## Start

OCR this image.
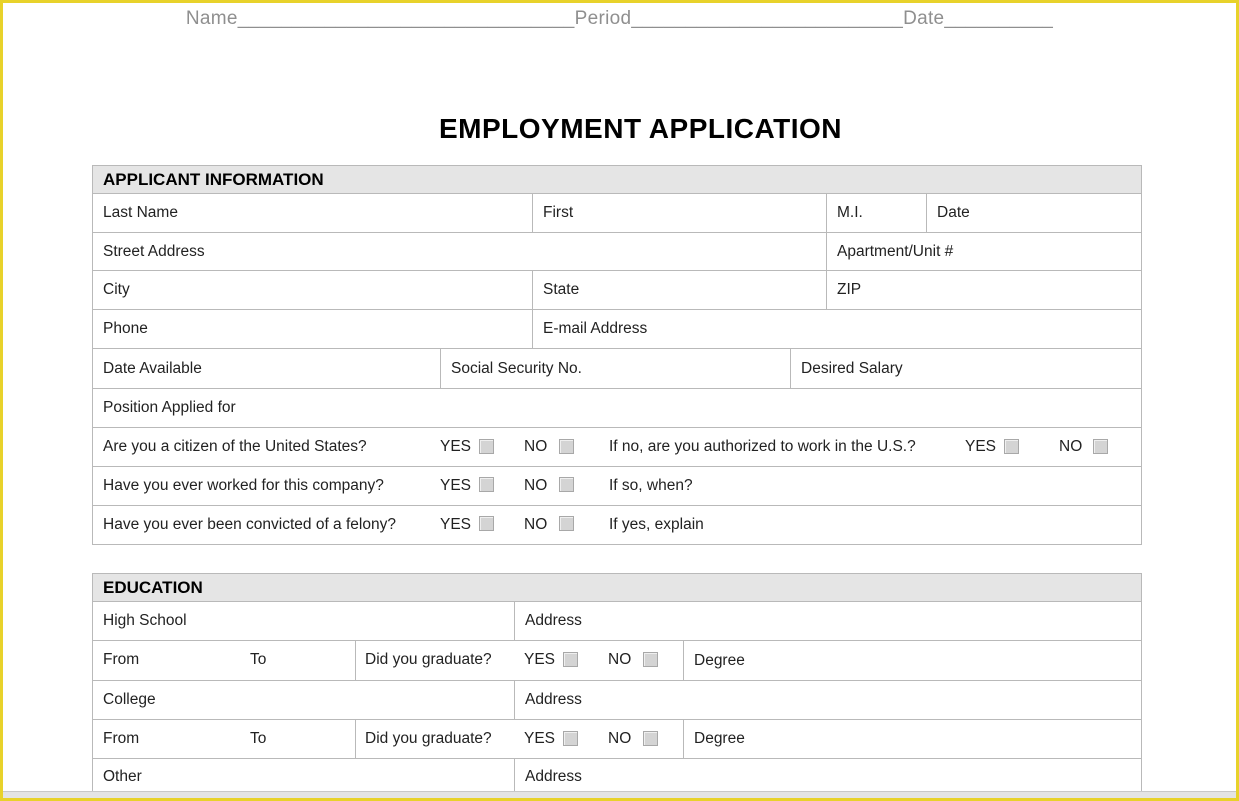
Name_______________________________Period_________________________Date__________
EMPLOYMENT APPLICATION
APPLICANT INFORMATION
Last Name	First	M.I.	Date
Street Address	Apartment/Unit #
City	State	ZIP
Phone	E-mail Address
Date Available	Social Security No.	Desired Salary
Position Applied for
Are you a citizen of the United States?	YES	NO	If no, are you authorized to work in the U.S.?	YES	NO
Have you ever worked for this company?	YES	NO	If so, when?
Have you ever been convicted of a felony?	YES	NO	If yes, explain
EDUCATION
High School	Address
From	To	Did you graduate? YES	NO	Degree
College	Address
From	To	Did you graduate? YES	NO	Degree
Other	Address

## End

§ **The task**
Give every line above again exactly, with no pictures.

§ **Exercise result**
OCR this image.
Name_______________________________Period_________________________Date__________
EMPLOYMENT APPLICATION
APPLICANT INFORMATION
Last Name	First	M.I.	Date
Street Address	Apartment/Unit #
City	State	ZIP
Phone	E-mail Address
Date Available	Social Security No.	Desired Salary
Position Applied for
Are you a citizen of the United States?	YES	NO	If no, are you authorized to work in the U.S.?	YES	NO
Have you ever worked for this company?	YES	NO	If so, when?
Have you ever been convicted of a felony?	YES	NO	If yes, explain
EDUCATION
High School	Address
From	To	Did you graduate? YES	NO	Degree
College	Address
From	To	Did you graduate? YES	NO	Degree
Other	Address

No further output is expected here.